───── Data provided ─────

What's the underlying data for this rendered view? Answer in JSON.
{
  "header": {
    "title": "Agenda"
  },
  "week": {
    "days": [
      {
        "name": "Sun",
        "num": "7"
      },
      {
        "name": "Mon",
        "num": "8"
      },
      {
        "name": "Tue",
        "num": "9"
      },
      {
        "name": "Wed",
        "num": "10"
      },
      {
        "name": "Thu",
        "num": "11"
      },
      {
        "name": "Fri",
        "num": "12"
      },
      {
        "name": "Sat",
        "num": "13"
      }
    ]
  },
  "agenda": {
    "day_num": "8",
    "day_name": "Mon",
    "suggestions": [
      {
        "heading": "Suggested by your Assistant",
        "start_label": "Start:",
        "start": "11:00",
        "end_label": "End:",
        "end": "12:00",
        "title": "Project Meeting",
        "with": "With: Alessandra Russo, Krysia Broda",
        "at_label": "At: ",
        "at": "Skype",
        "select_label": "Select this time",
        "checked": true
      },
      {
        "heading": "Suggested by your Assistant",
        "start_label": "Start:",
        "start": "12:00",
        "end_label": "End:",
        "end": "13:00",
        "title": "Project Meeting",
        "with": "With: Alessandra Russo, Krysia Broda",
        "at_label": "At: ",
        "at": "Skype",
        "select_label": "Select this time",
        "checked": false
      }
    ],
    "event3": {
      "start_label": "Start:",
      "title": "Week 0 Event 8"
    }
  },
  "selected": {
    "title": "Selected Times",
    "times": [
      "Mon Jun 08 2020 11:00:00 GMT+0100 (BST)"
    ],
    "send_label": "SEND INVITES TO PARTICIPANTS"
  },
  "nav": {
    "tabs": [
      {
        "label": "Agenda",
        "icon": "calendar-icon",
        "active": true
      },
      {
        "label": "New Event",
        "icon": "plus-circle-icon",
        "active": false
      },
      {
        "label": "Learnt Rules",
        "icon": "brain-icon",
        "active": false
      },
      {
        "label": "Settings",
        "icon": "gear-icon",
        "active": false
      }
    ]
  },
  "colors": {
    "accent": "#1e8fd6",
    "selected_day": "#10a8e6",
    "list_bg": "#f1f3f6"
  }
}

─────

## [Requirement]
Each record above should be output again exactly.

## [Response for this exercise]
What's the underlying data for this rendered view? Answer in JSON.
{
  "header": {
    "title": "Agenda"
  },
  "week": {
    "days": [
      {
        "name": "Sun",
        "num": "7"
      },
      {
        "name": "Mon",
        "num": "8"
      },
      {
        "name": "Tue",
        "num": "9"
      },
      {
        "name": "Wed",
        "num": "10"
      },
      {
        "name": "Thu",
        "num": "11"
      },
      {
        "name": "Fri",
        "num": "12"
      },
      {
        "name": "Sat",
        "num": "13"
      }
    ]
  },
  "agenda": {
    "day_num": "8",
    "day_name": "Mon",
    "suggestions": [
      {
        "heading": "Suggested by your Assistant",
        "start_label": "Start:",
        "start": "11:00",
        "end_label": "End:",
        "end": "12:00",
        "title": "Project Meeting",
        "with": "With: Alessandra Russo, Krysia Broda",
        "at_label": "At: ",
        "at": "Skype",
        "select_label": "Select this time",
        "checked": true
      },
      {
        "heading": "Suggested by your Assistant",
        "start_label": "Start:",
        "start": "12:00",
        "end_label": "End:",
        "end": "13:00",
        "title": "Project Meeting",
        "with": "With: Alessandra Russo, Krysia Broda",
        "at_label": "At: ",
        "at": "Skype",
        "select_label": "Select this time",
        "checked": false
      }
    ],
    "event3": {
      "start_label": "Start:",
      "title": "Week 0 Event 8"
    }
  },
  "selected": {
    "title": "Selected Times",
    "times": [
      "Mon Jun 08 2020 11:00:00 GMT+0100 (BST)"
    ],
    "send_label": "SEND INVITES TO PARTICIPANTS"
  },
  "nav": {
    "tabs": [
      {
        "label": "Agenda",
        "icon": "calendar-icon",
        "active": true
      },
      {
        "label": "New Event",
        "icon": "plus-circle-icon",
        "active": false
      },
      {
        "label": "Learnt Rules",
        "icon": "brain-icon",
        "active": false
      },
      {
        "label": "Settings",
        "icon": "gear-icon",
        "active": false
      }
    ]
  },
  "colors": {
    "accent": "#1e8fd6",
    "selected_day": "#10a8e6",
    "list_bg": "#f1f3f6"
  }
}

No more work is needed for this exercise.